| WRITTEN EXERCISE |
Find every line in the records below that holds the word "http", and copy it out.

| DATASET ENTRIES |
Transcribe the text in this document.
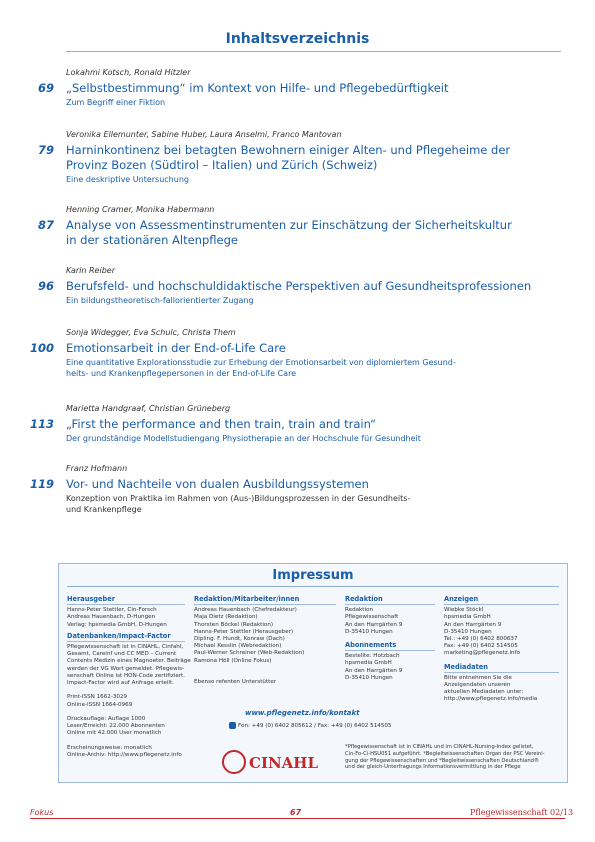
Inhaltsverzeichnis
Lokahmi Kotsch, Ronald Hitzler
69 „Selbstbestimmung“ im Kontext von Hilfe- und Pflegebedürftigkeit
Zum Begriff einer Fiktion
Veronika Ellemunter, Sabine Huber, Laura Anselmi, Franco Mantovan
79 Harninkontinenz bei betagten Bewohnern einiger Alten- und Pflegeheime der
Provinz Bozen (Südtirol – Italien) und Zürich (Schweiz)
Eine deskriptive Untersuchung
Henning Cramer, Monika Habermann
87 Analyse von Assessmentinstrumenten zur Einschätzung der Sicherheitskultur
in der stationären Altenpflege
Karin Reiber
96 Berufsfeld- und hochschuldidaktische Perspektiven auf Gesundheitsprofessionen
Ein bildungstheoretisch-fallorientierter Zugang
Sonja Widegger, Eva Schulc, Christa Them
100 Emotionsarbeit in der End-of-Life Care
Eine quantitative Explorationsstudie zur Erhebung der Emotionsarbeit von diplomiertem Gesund-
heits- und Krankenpflegepersonen in der End-of-Life Care
Marietta Handgraaf, Christian Grüneberg
113 „First the performance and then train, train and train“
Der grundständige Modellstudiengang Physiotherapie an der Hochschule für Gesundheit
Franz Hofmann
119 Vor- und Nachteile von dualen Ausbildungssystemen
Konzeption von Praktika im Rahmen von (Aus-)Bildungsprozessen in der Gesundheits-
und Krankenpflege
Impressum
Herausgeber
Hanns-Peter Stettler, Cin-Forsch
Andreas Hauenbach, D-Hungen
Verlag: hpsmedia GmbH, D-Hungen
Datenbanken/Impact-Factor
Pflegewissenschaft ist in CINAHL, Cinfahl,
Gesamt, Careinf und CC MED – Current
Contents Medizin eines Magnoeter. Beiträge
werden der VG Wort gemeldet. Pflegewis-
senschaft Online ist HON-Code zertifiziert.
Impact-Factor wird auf Anfrage erteilt.

Print-ISSN 1662-3029
Online-ISSN 1664-0969

Druckauflage: Auflage 1000
Leser/Erreicht: 22.000 Abonnenten
Online mit 42.000 User monatlich

Erscheinungsweise: monatlich
Online-Archiv: http://www.pflegenetz.info
Redaktion/Mitarbeiter/innen
Andreas Hauenbach (Chefredakteur)
Maja Dietz (Redaktion)
Thorsten Böckel (Redaktion)
Hanns-Peter Stettler (Herausgeber)
Dipling. F. Hundt, Konraw (Dach)
Michael Kesslin (Webredaktion)
Paul-Werner Schreiner (Web-Redaktion)
Ramona Höll (Online Fokus)

Ebenso refenten Unterstütter
Redaktion
Redaktion
Pflegewissenschaft
An den Harrgärten 9
D-35410 Hungen
Abonnements
Bestellte: Hotzbach
hpsmedia GmbH
An den Harrgärten 9
D-35410 Hungen
Anzeigen
Wiebke Stöckl
hpsmedia GmbH
An den Harrgärten 9
D-35410 Hungen
Tel.: +49 (0) 6402 800637
Fax: +49 (0) 6402 514505
marketing@pflegenetz.info
Mediadaten
Bitte entnehmen Sie die
Anzeigendaten unseren
aktuellen Mediadaten unter:
http://www.pflegenetz.info/media
www.pflegenetz.info/kontakt
Fon: +49 (0) 6402 805612 / Fax: +49 (0) 6402 514505
CINAHL
*Pflegewissenschaft ist in CINAHL und im CINAHL-Nursing-Index gelistet,
Cin-Fo-Ci-HSU051 aufgeführt. *Begleitwissenschaften Organ der PSC Vereini-
gung der Pflegewissenschaften und *Begleitwissenschaften Deutschland®
und der gleich-Unterfragungs Informationsvermittlung in der Pflege
Fokus	67	Pflegewissenschaft 02/13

| OUTPUT |
Online-Archiv: http://www.pflegenetz.info
http://www.pflegenetz.info/media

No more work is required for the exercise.